Some records =>
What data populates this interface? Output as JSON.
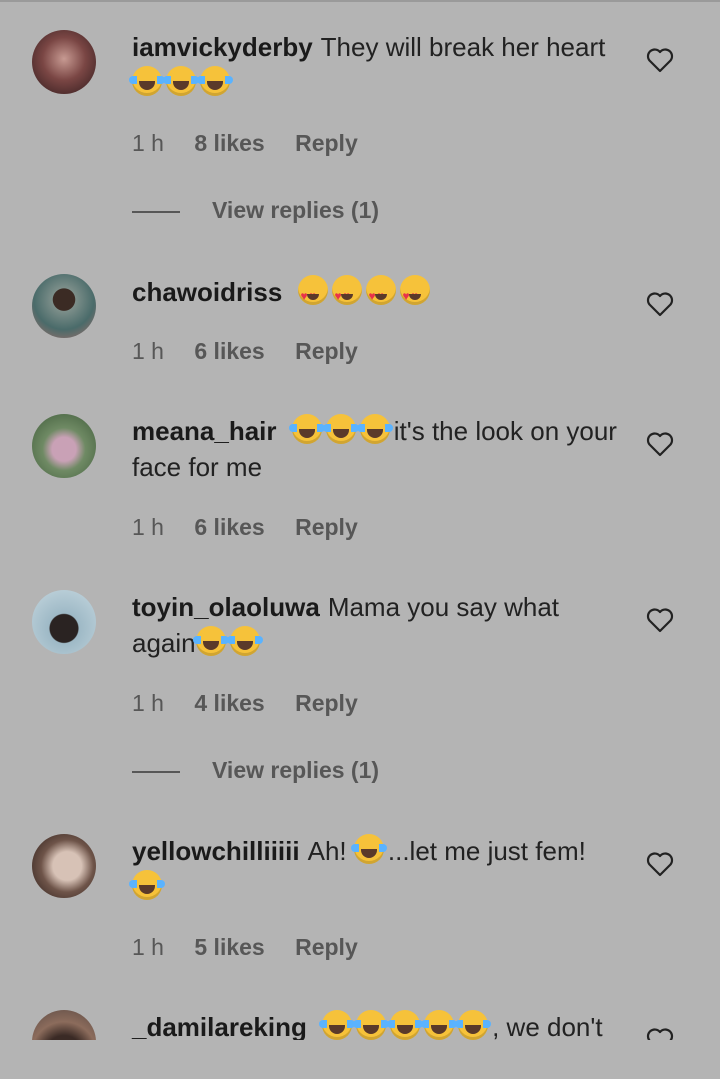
{
  "comments": [
    {
      "user": "iamvickyderby",
      "text": "They will break her heart",
      "emojis": [
        "face-with-tears-of-joy",
        "face-with-tears-of-joy",
        "face-with-tears-of-joy"
      ],
      "time": "1 h",
      "likes": "8 likes",
      "reply": "Reply",
      "view_replies": "View replies (1)"
    },
    {
      "user": "chawoidriss",
      "text": "",
      "emojis": [
        "smiling-face-with-heart-eyes",
        "smiling-face-with-heart-eyes",
        "smiling-face-with-heart-eyes",
        "smiling-face-with-heart-eyes"
      ],
      "time": "1 h",
      "likes": "6 likes",
      "reply": "Reply"
    },
    {
      "user": "meana_hair",
      "text_after": "it's the look on your face for me",
      "emojis": [
        "face-with-tears-of-joy",
        "face-with-tears-of-joy",
        "face-with-tears-of-joy"
      ],
      "time": "1 h",
      "likes": "6 likes",
      "reply": "Reply"
    },
    {
      "user": "toyin_olaoluwa",
      "text": "Mama you say what again",
      "emojis": [
        "face-with-tears-of-joy",
        "face-with-tears-of-joy"
      ],
      "time": "1 h",
      "likes": "4 likes",
      "reply": "Reply",
      "view_replies": "View replies (1)"
    },
    {
      "user": "yellowchilliiiii",
      "text_before": "Ah!",
      "text_after": "...let me just fem!",
      "emojis": [
        "face-with-tears-of-joy",
        "face-with-tears-of-joy"
      ],
      "time": "1 h",
      "likes": "5 likes",
      "reply": "Reply"
    },
    {
      "user": "_damilareking",
      "text_after": ", we don't",
      "emojis": [
        "face-with-tears-of-joy",
        "face-with-tears-of-joy",
        "face-with-tears-of-joy",
        "face-with-tears-of-joy",
        "face-with-tears-of-joy"
      ]
    }
  ],
  "icons": {
    "like": "heart-outline-icon"
  },
  "colors": {
    "background": "#b4b4b4",
    "meta_text": "#575757",
    "emoji": "#f6c23a"
  }
}
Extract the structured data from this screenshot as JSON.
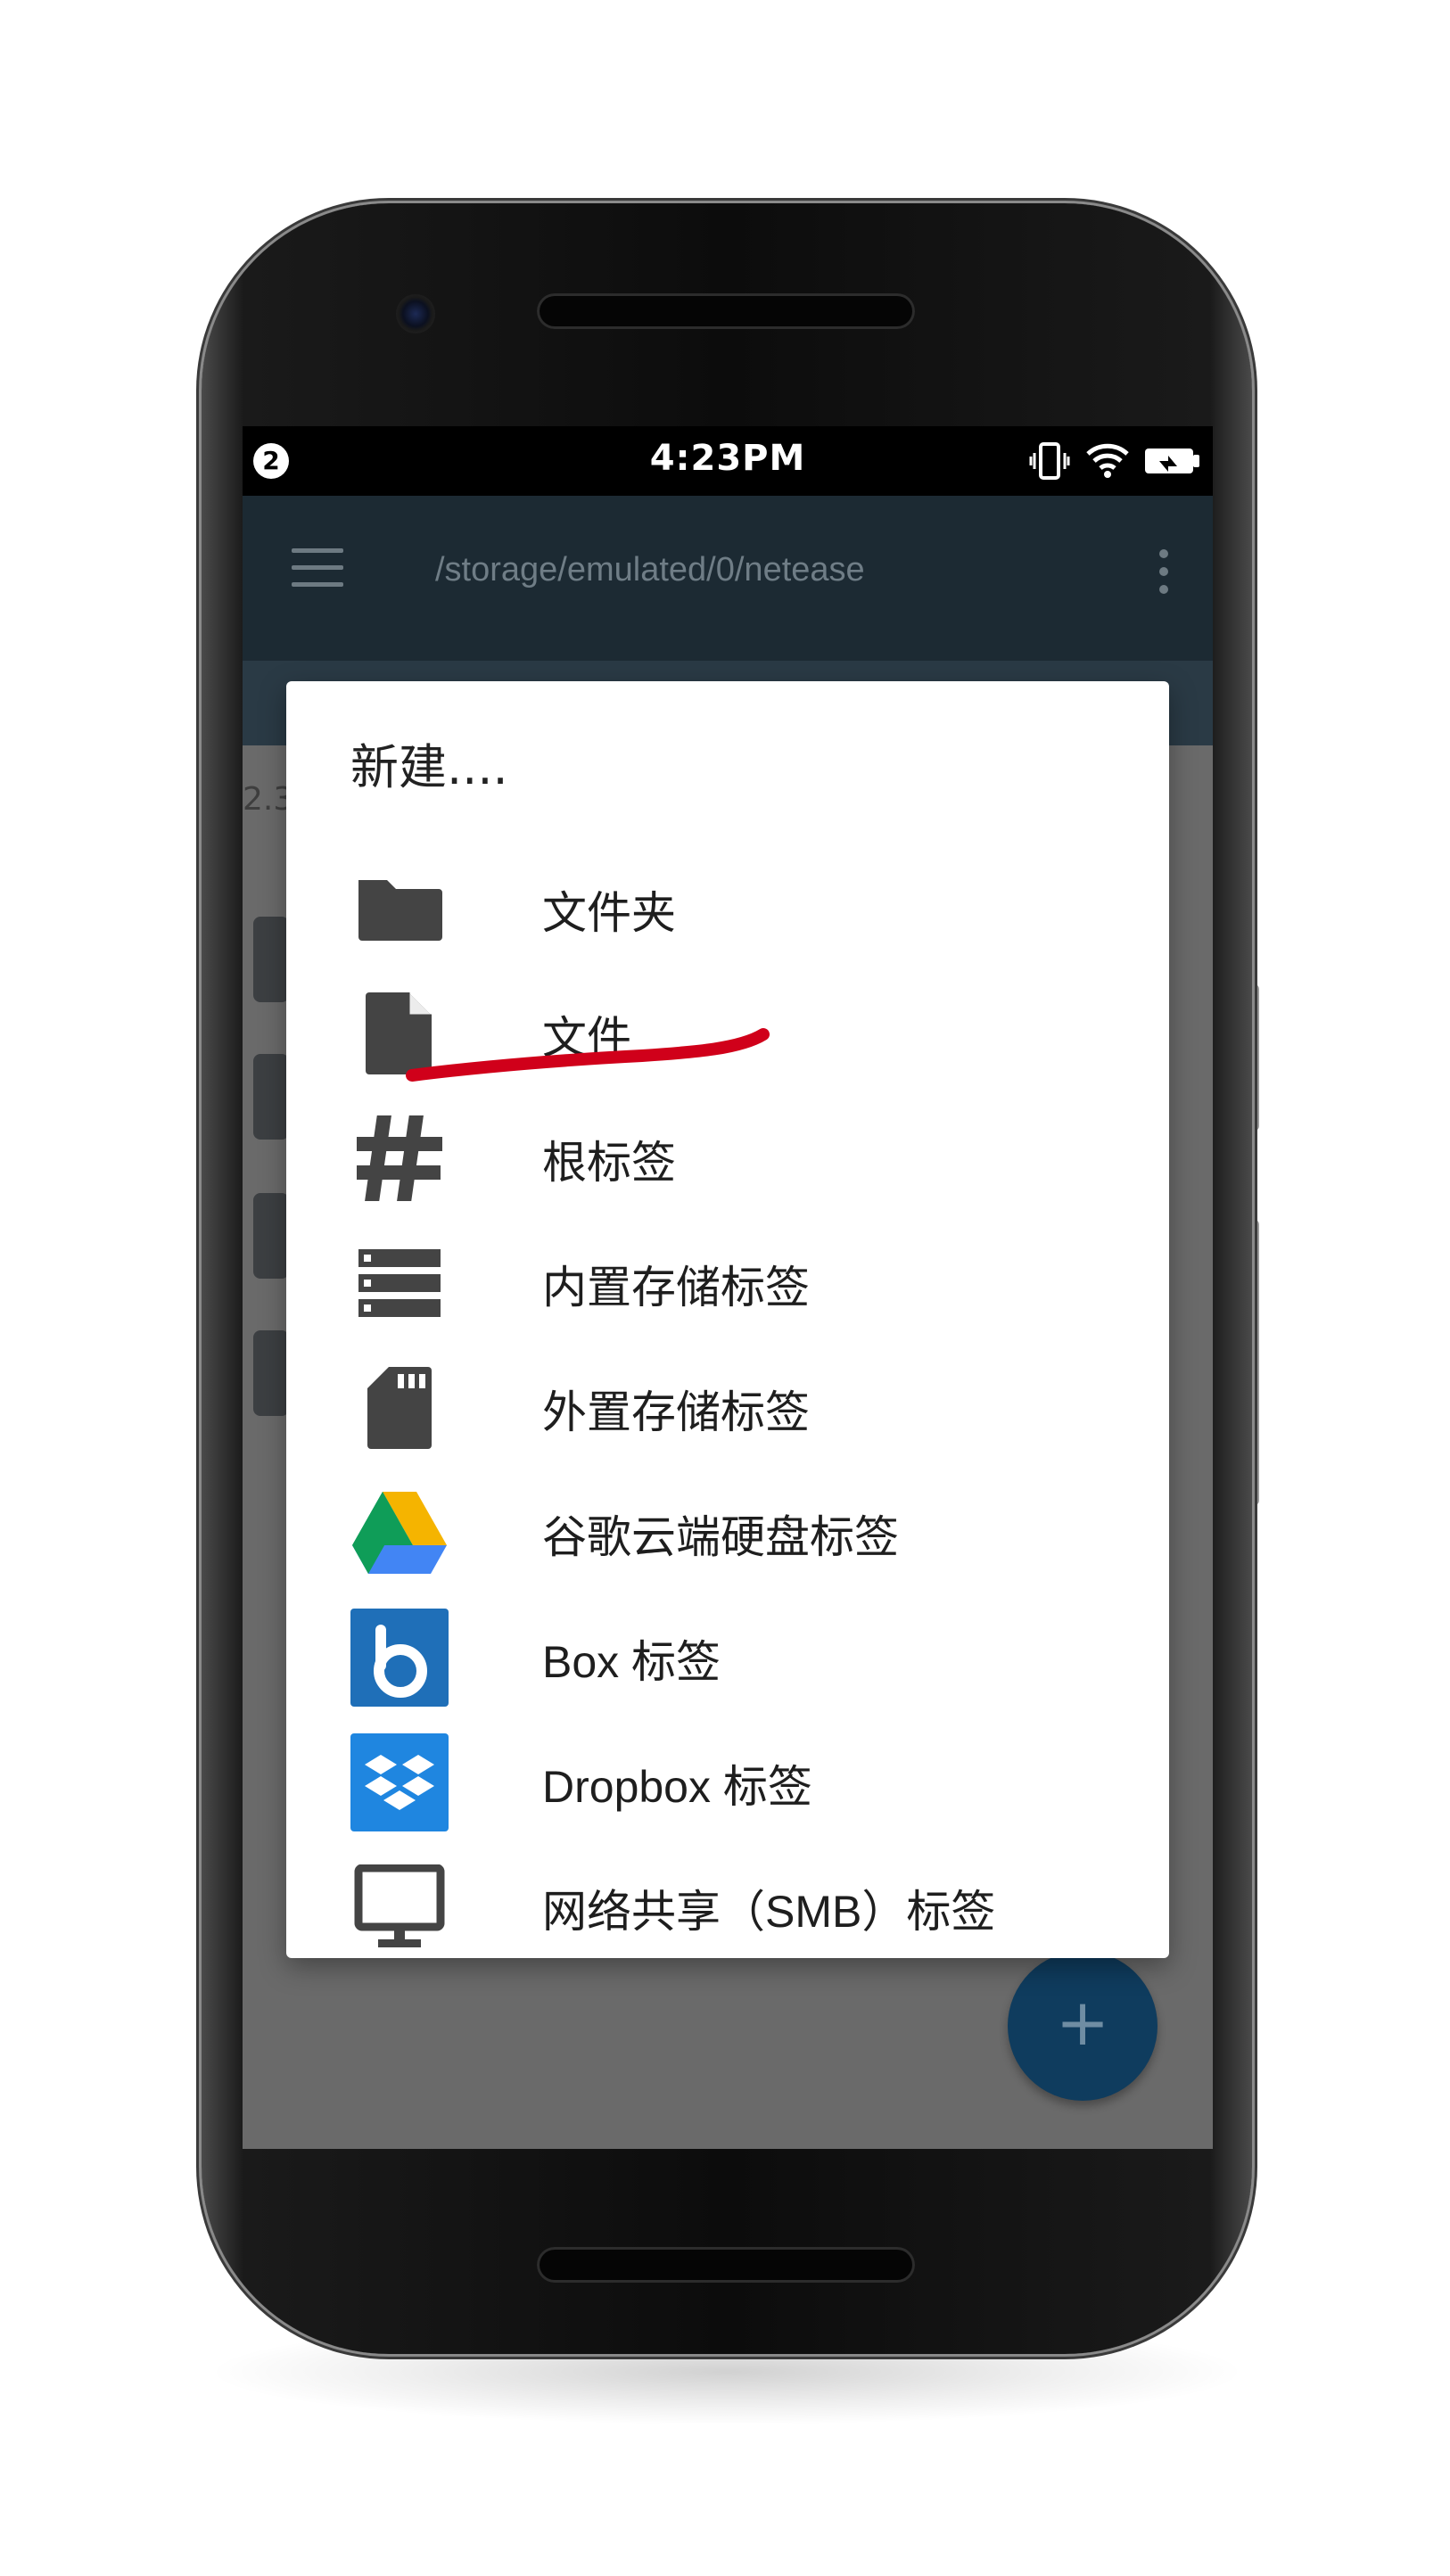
{
  "status_bar": {
    "notification_count": "2",
    "time": "4:23PM"
  },
  "toolbar": {
    "path": "/storage/emulated/0/netease"
  },
  "background_list": {
    "partial_size_label": "2.3"
  },
  "dialog": {
    "title": "新建....",
    "items": [
      {
        "label": "文件夹",
        "icon": "folder-icon"
      },
      {
        "label": "文件",
        "icon": "file-icon"
      },
      {
        "label": "根标签",
        "icon": "hash-icon"
      },
      {
        "label": "内置存储标签",
        "icon": "storage-icon"
      },
      {
        "label": "外置存储标签",
        "icon": "sd-card-icon"
      },
      {
        "label": "谷歌云端硬盘标签",
        "icon": "google-drive-icon"
      },
      {
        "label": "Box 标签",
        "icon": "box-icon"
      },
      {
        "label": "Dropbox 标签",
        "icon": "dropbox-icon"
      },
      {
        "label": "网络共享（SMB）标签",
        "icon": "monitor-icon"
      }
    ]
  },
  "fab": {
    "label": "+"
  },
  "colors": {
    "toolbar": "#1c2a33",
    "annotation_stroke": "#d0001a",
    "icon_gray": "#444444",
    "box_blue": "#1f6fb8",
    "dropbox_blue": "#1f86e0"
  }
}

TASK GOAL =>
Tell how many lines contain the word "this", using only the number.

OUTPUT OF THE TASK =>
2